_Entries provided:_
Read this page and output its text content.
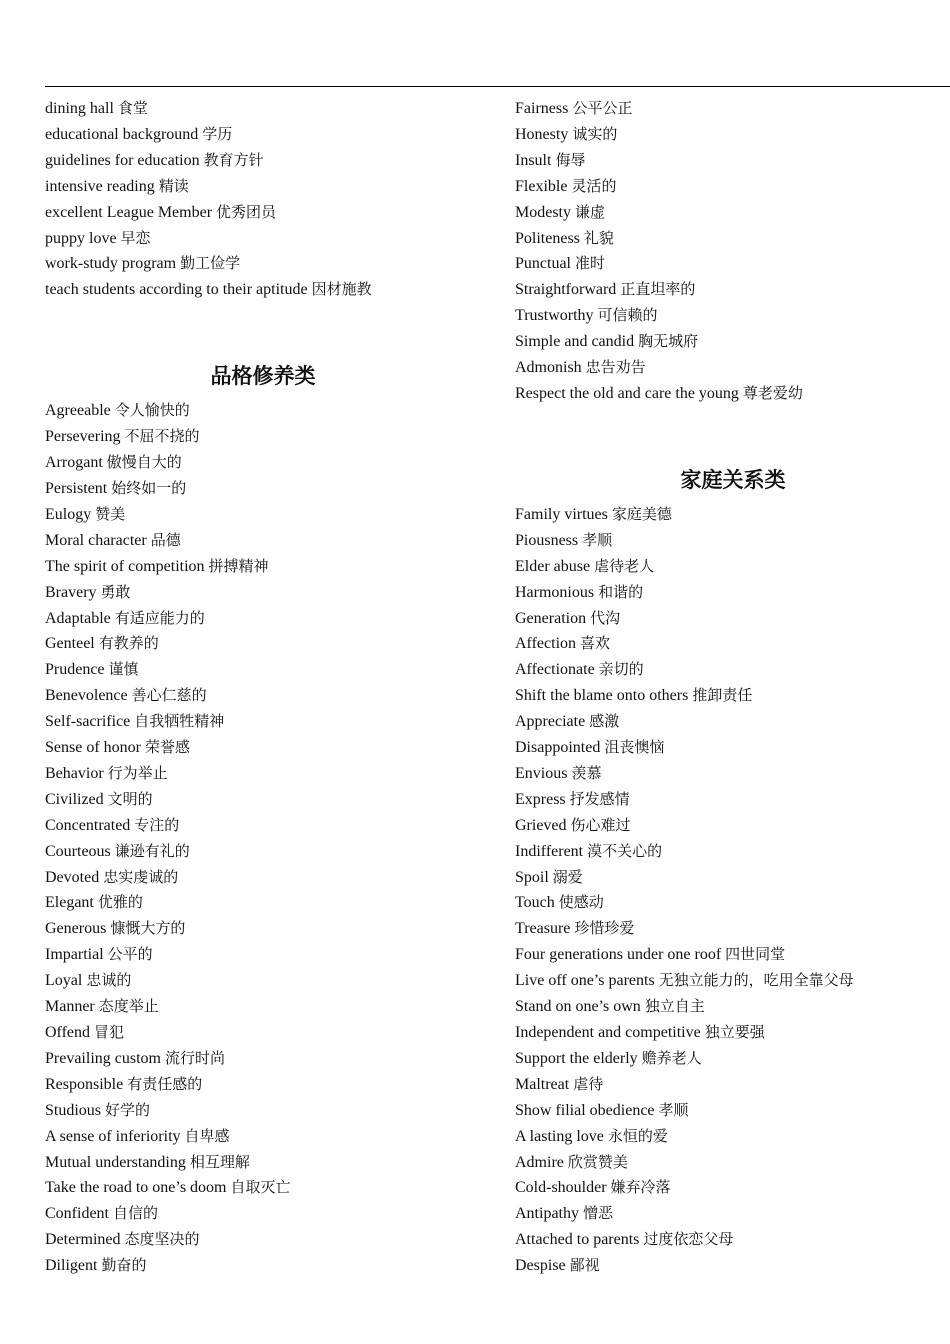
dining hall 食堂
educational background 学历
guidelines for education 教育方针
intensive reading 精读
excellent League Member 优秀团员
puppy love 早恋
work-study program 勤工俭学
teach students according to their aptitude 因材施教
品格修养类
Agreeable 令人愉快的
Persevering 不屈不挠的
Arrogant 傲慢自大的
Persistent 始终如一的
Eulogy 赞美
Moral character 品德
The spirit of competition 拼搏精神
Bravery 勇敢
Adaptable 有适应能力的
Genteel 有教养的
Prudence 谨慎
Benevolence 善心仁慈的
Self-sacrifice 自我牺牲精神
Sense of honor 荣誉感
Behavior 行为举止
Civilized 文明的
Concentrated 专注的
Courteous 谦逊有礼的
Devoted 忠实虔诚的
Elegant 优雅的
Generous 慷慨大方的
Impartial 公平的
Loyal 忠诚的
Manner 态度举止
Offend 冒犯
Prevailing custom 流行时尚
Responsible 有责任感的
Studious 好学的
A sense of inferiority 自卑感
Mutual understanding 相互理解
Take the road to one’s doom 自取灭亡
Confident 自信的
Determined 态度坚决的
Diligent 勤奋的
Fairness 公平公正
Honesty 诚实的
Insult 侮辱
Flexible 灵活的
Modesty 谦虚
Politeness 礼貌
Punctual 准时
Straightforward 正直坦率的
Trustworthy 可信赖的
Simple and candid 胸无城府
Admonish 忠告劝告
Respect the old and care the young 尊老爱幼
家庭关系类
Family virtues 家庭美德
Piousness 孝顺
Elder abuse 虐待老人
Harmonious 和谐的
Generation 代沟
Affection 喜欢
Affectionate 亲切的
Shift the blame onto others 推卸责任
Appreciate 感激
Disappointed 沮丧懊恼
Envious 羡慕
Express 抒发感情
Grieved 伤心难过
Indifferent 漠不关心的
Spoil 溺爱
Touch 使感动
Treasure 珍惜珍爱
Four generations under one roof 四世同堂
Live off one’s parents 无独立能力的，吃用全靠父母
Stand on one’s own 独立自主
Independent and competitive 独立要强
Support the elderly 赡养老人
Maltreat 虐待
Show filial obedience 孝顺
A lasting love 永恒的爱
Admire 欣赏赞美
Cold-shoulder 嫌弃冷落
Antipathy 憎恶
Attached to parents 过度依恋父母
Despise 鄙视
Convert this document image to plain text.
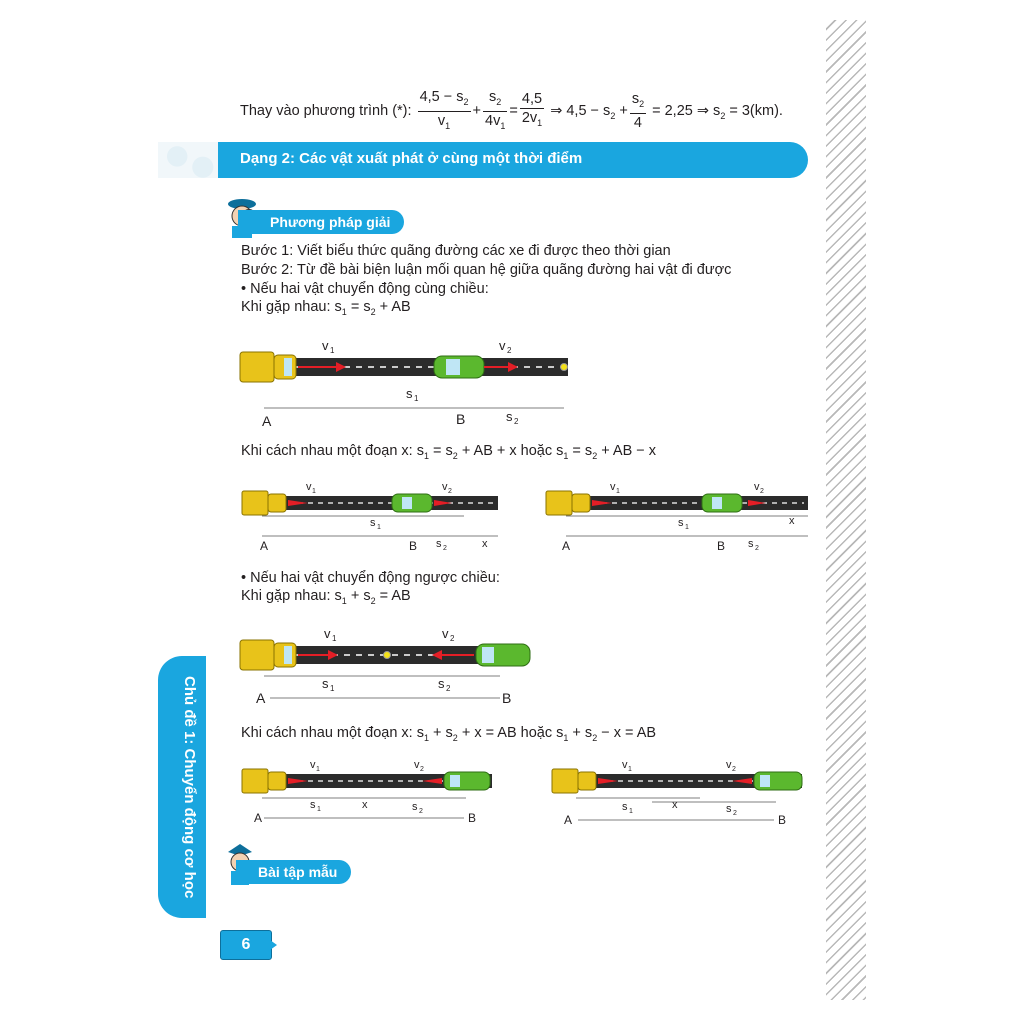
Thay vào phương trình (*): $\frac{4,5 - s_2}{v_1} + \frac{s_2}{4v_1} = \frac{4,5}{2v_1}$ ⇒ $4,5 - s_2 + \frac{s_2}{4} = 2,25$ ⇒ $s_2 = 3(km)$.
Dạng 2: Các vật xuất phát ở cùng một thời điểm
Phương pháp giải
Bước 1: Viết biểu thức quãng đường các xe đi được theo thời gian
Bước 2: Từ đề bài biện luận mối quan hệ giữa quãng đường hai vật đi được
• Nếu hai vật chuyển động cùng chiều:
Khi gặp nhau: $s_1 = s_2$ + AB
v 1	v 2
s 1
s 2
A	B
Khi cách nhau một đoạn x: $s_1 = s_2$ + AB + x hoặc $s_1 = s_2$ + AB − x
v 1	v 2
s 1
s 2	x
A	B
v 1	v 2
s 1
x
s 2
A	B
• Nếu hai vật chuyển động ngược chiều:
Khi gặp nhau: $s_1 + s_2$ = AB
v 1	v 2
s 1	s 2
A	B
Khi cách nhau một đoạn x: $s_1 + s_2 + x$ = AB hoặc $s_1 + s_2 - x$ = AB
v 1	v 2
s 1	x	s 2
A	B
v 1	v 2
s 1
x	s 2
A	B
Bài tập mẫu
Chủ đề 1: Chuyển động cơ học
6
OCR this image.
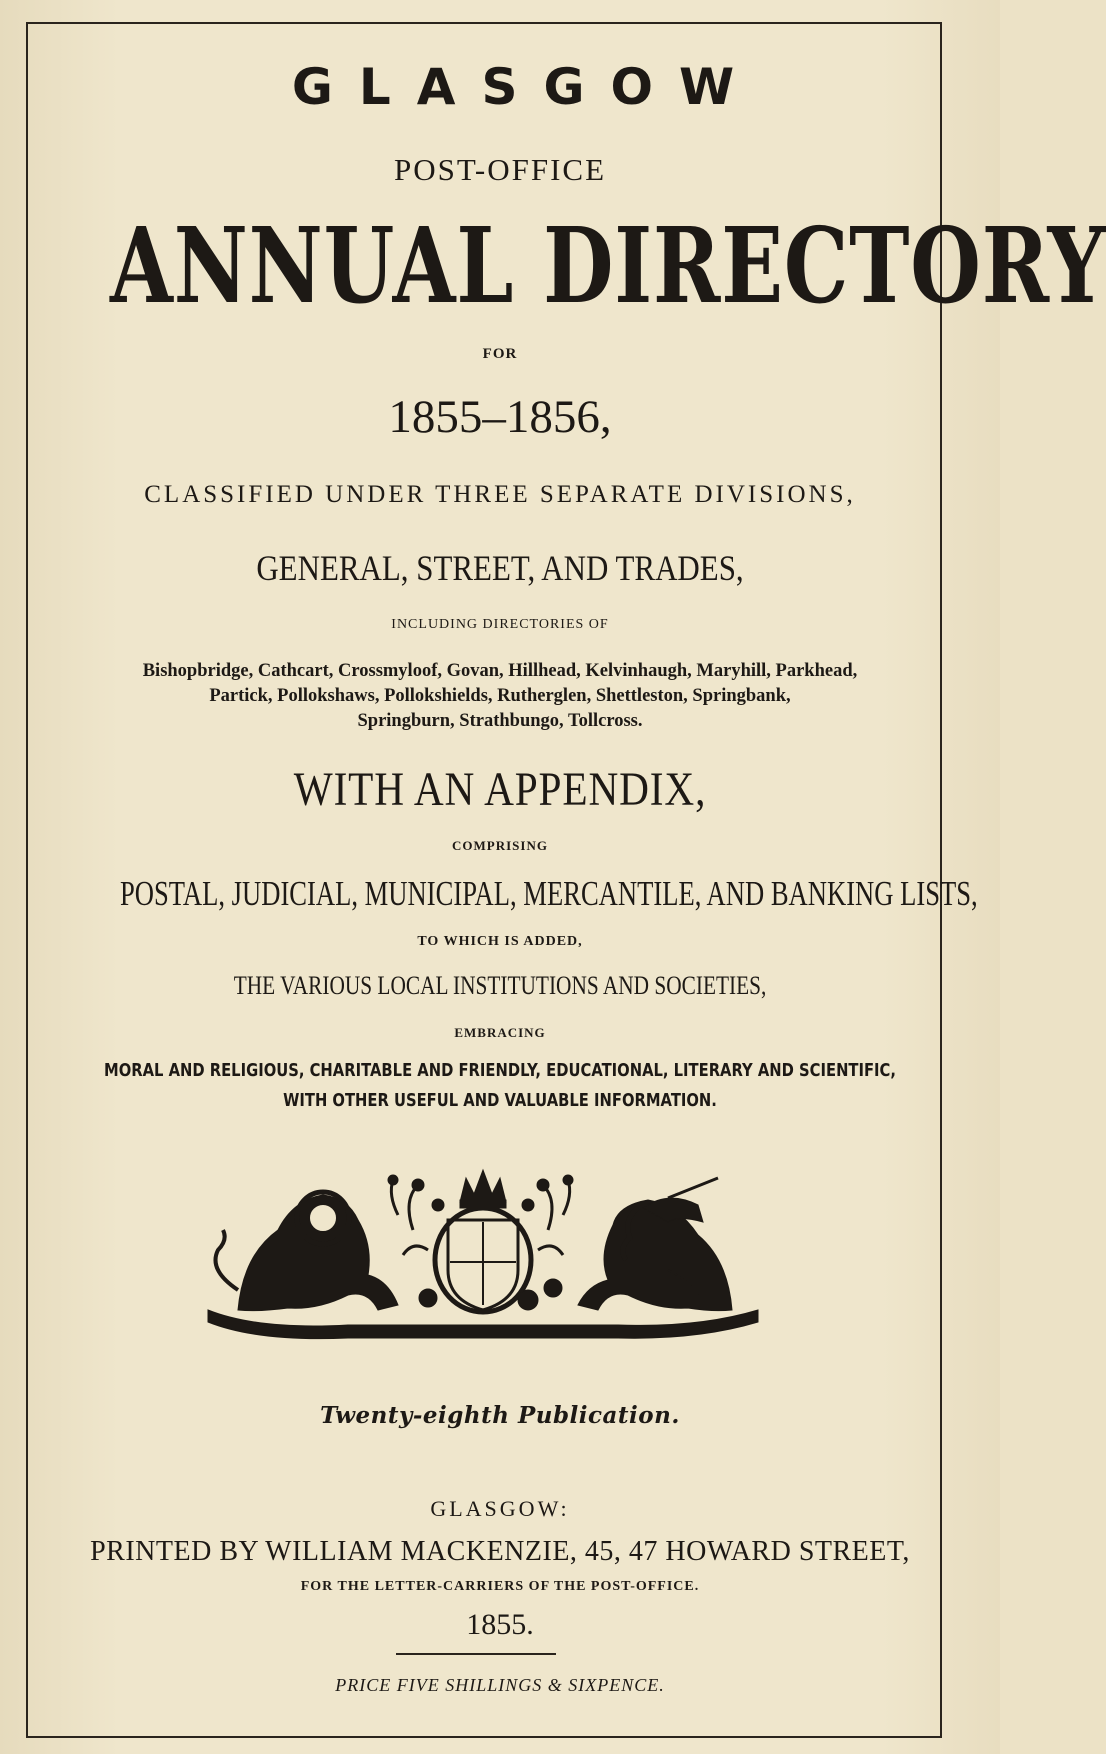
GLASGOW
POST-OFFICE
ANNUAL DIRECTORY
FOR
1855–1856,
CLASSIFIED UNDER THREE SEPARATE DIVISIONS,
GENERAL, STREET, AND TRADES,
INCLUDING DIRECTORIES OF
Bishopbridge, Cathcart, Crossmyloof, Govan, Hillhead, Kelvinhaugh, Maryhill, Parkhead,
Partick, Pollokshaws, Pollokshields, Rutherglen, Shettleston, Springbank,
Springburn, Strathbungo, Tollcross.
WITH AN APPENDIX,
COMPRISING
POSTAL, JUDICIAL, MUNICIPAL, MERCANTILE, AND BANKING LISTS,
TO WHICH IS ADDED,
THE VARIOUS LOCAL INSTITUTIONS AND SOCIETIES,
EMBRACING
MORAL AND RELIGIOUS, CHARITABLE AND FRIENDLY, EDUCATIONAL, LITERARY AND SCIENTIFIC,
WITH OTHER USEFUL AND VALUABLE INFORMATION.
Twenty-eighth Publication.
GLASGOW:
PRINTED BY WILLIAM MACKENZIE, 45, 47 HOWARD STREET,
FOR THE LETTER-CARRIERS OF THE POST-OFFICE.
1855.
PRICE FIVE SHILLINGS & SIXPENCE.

_Goal:_
Using the data above, copy each line that contains "hoặc".

_Task output:_
Khi cách nhau một đoạn x: $s_1 = s_2$ + AB + x hoặc $s_1 = s_2$ + AB − x
Khi cách nhau một đoạn x: $s_1 + s_2 + x$ = AB hoặc $s_1 + s_2 - x$ = AB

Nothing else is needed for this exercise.